_Problem requirements_: Only lines with the word "page" are needed; collect each of them from the listing below.

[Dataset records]

○ ○ ○ ○ ○ ○ ○

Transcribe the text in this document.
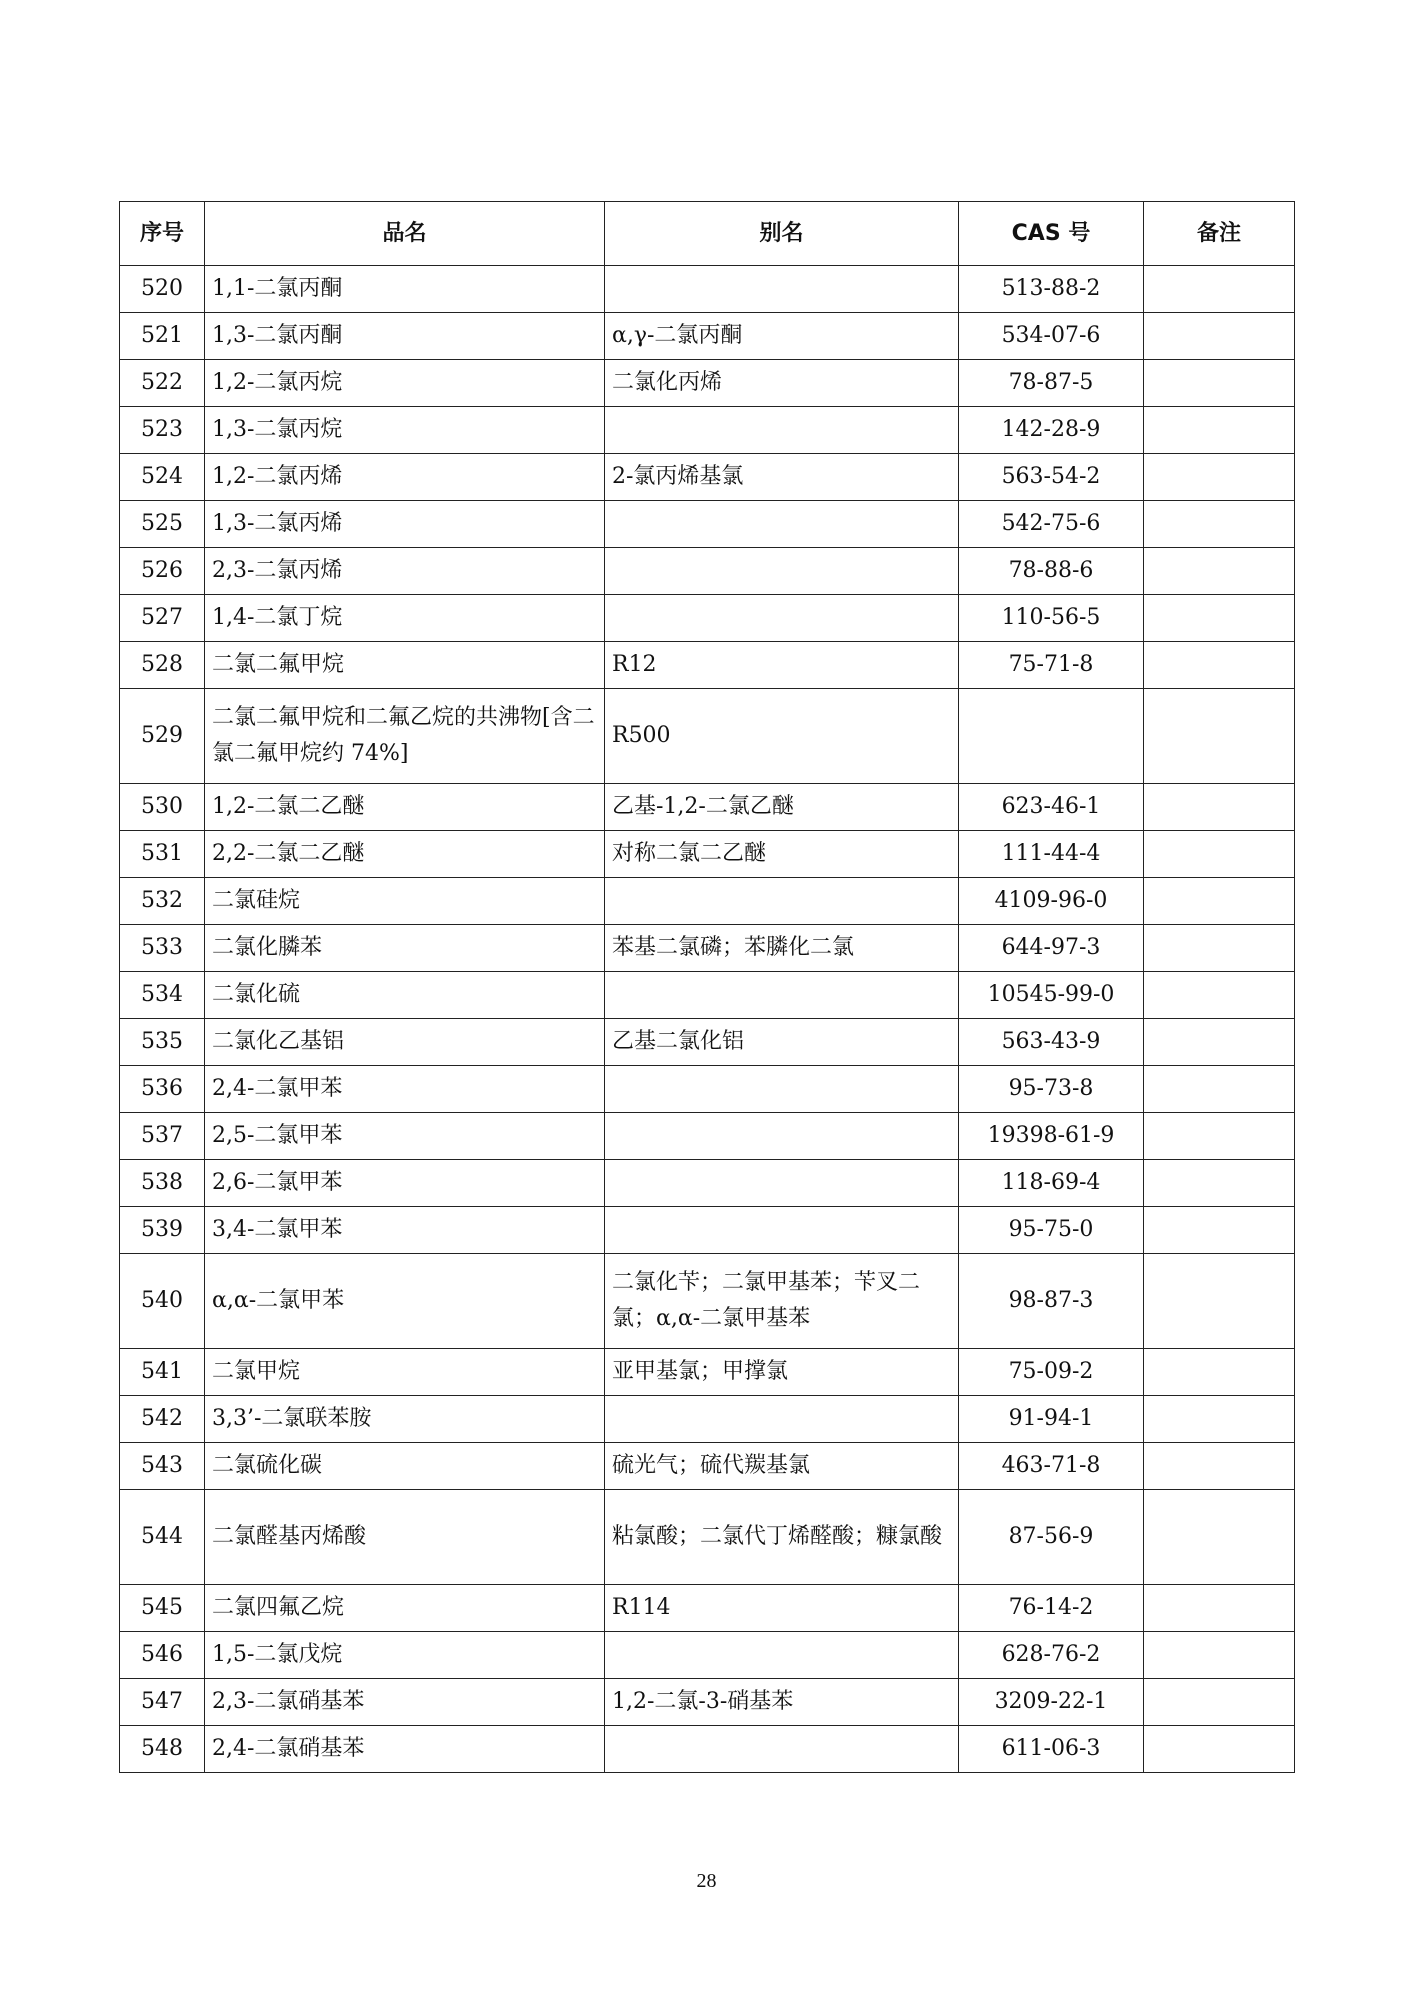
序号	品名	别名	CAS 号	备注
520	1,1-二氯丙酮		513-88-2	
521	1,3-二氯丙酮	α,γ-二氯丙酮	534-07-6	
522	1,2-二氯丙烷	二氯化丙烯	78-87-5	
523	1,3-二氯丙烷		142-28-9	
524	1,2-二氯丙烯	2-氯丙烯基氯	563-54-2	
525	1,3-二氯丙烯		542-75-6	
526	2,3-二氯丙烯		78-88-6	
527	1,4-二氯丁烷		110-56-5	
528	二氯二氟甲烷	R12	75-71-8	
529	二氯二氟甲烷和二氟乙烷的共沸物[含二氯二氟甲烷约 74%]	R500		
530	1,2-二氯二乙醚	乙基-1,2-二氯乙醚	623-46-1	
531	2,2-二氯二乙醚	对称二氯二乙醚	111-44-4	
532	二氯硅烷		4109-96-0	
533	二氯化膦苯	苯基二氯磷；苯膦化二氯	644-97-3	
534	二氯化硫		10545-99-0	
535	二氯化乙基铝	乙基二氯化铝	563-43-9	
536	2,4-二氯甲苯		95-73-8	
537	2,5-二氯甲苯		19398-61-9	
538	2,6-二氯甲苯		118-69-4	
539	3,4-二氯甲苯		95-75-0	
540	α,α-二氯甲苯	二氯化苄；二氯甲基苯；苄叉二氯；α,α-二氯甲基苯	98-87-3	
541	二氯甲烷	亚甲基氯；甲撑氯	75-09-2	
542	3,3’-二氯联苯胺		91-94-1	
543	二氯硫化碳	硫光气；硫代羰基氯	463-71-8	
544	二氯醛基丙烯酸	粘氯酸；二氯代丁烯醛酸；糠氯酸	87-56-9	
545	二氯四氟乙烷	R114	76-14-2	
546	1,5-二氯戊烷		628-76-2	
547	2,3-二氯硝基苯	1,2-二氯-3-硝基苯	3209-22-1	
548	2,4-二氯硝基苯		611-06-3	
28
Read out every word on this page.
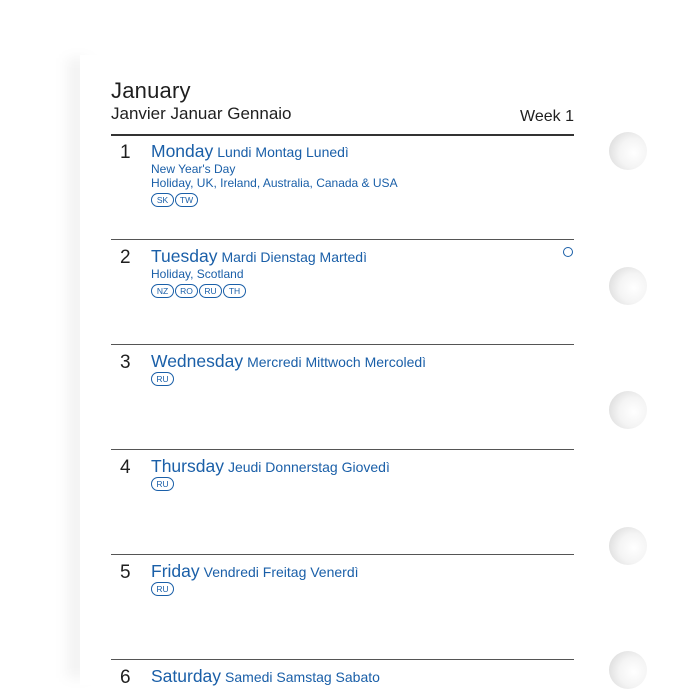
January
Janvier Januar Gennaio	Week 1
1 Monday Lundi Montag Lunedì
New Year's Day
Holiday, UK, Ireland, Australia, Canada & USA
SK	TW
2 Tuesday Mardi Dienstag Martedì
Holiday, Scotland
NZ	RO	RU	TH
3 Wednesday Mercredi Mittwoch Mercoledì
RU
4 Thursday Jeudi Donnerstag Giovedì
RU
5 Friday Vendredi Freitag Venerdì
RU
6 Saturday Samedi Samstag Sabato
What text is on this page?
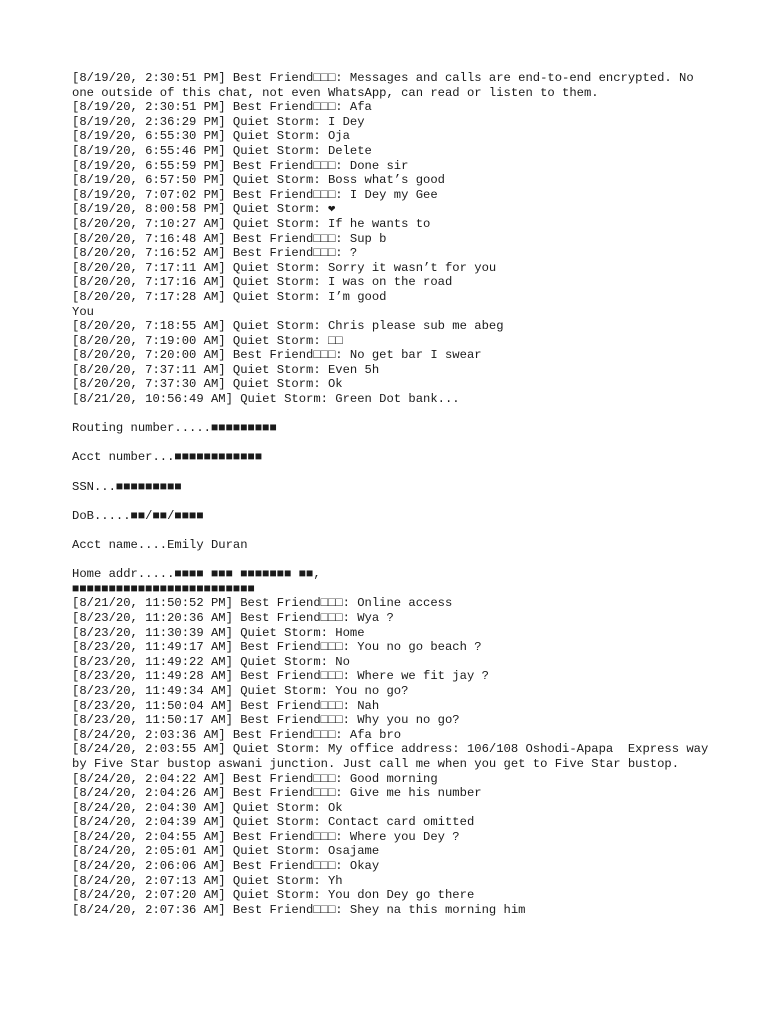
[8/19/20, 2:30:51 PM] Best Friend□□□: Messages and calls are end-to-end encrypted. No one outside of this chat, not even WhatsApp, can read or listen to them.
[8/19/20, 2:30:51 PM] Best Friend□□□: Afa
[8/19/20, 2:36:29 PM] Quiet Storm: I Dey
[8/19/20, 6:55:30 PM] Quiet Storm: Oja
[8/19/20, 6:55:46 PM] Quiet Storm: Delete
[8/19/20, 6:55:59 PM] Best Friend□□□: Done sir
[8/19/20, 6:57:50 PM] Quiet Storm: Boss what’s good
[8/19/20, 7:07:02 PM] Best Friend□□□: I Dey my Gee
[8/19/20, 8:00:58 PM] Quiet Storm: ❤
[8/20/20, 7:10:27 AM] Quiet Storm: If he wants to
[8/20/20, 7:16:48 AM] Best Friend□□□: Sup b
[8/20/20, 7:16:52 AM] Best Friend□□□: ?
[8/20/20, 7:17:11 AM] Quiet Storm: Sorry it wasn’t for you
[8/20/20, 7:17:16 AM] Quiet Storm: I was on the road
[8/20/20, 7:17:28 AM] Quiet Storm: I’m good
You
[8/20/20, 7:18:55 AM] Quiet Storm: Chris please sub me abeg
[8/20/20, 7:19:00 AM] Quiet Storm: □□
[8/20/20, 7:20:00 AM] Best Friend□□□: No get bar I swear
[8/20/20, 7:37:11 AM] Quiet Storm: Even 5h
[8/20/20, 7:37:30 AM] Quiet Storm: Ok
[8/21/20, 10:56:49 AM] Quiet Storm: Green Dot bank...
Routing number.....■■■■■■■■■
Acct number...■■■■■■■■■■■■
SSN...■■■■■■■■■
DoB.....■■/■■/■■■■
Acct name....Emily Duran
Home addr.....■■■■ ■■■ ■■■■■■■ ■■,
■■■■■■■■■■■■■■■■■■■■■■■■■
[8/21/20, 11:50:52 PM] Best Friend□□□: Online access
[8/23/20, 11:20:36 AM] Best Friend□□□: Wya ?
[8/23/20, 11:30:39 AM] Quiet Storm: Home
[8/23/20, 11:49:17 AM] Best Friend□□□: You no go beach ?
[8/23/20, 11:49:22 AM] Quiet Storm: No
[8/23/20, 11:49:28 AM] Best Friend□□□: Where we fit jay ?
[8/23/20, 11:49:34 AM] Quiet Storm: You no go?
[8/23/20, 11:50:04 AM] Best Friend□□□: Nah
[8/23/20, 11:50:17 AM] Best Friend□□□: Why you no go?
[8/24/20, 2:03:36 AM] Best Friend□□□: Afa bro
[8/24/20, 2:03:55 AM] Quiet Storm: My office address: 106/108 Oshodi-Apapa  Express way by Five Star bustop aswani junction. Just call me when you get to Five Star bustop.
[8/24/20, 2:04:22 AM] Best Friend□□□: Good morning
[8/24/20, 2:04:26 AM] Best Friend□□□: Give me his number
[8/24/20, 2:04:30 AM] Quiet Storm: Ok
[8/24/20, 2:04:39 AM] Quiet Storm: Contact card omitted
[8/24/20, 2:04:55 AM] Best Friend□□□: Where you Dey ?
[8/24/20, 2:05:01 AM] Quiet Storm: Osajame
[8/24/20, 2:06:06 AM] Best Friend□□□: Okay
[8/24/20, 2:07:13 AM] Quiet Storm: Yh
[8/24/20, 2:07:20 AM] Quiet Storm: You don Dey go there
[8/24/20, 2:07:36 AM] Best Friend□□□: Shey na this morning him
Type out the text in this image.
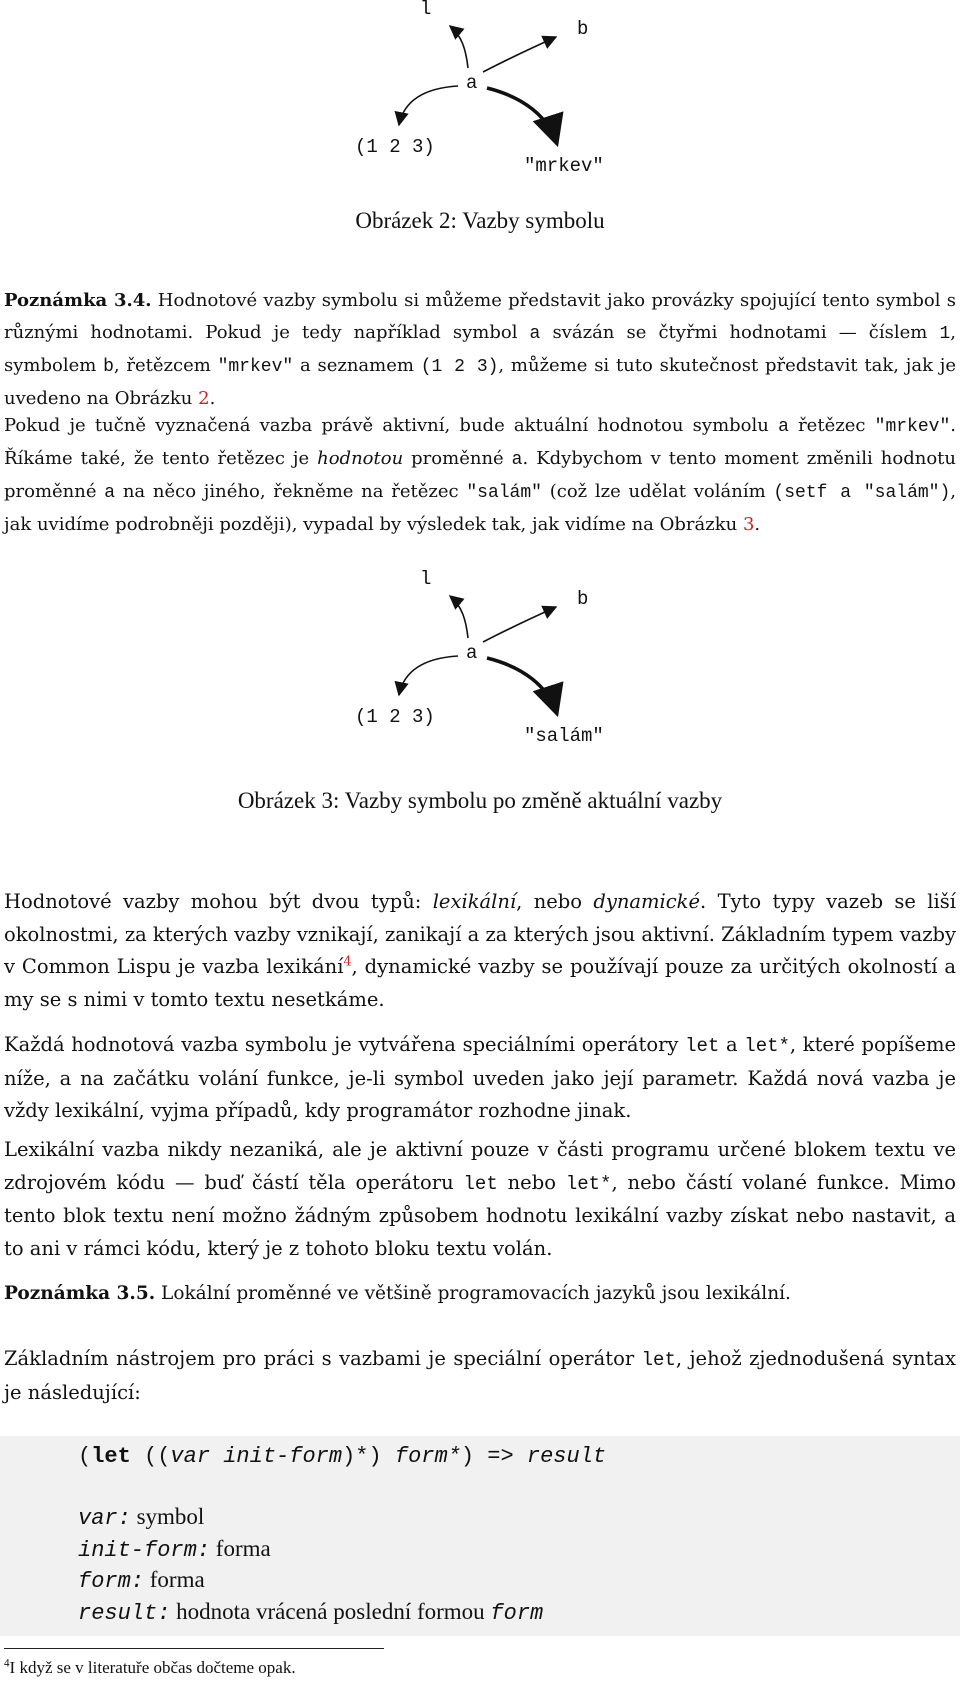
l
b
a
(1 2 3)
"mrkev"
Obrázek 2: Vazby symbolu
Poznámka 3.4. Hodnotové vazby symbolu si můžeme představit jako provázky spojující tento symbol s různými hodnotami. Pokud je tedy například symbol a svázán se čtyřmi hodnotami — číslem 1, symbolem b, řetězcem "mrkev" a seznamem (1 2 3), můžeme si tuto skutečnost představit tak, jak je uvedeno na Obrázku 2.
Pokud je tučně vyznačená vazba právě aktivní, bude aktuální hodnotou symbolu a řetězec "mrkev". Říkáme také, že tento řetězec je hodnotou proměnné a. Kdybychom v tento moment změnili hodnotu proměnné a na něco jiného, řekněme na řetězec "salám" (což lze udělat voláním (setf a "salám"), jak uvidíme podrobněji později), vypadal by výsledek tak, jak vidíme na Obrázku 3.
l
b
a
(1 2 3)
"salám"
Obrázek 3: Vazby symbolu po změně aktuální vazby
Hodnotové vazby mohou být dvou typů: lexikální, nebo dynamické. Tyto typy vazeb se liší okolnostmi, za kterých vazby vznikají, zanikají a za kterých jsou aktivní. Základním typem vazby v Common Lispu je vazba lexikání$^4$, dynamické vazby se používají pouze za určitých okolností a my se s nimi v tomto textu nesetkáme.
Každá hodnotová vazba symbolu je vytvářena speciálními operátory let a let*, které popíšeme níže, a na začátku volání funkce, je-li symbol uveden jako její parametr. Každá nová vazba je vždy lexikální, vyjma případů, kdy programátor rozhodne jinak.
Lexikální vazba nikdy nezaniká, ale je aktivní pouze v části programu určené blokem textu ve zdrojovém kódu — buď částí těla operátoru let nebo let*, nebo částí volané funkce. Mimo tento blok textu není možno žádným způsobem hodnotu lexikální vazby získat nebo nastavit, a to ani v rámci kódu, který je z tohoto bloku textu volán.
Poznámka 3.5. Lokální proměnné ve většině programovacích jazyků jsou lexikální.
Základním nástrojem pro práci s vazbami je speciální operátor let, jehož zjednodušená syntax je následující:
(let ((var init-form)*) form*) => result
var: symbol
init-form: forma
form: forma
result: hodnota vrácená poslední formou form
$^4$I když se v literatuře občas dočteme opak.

○ ○ ○ ○ ○ ○ ○

_In response_:
Read out every word on this page.
What text is on this page?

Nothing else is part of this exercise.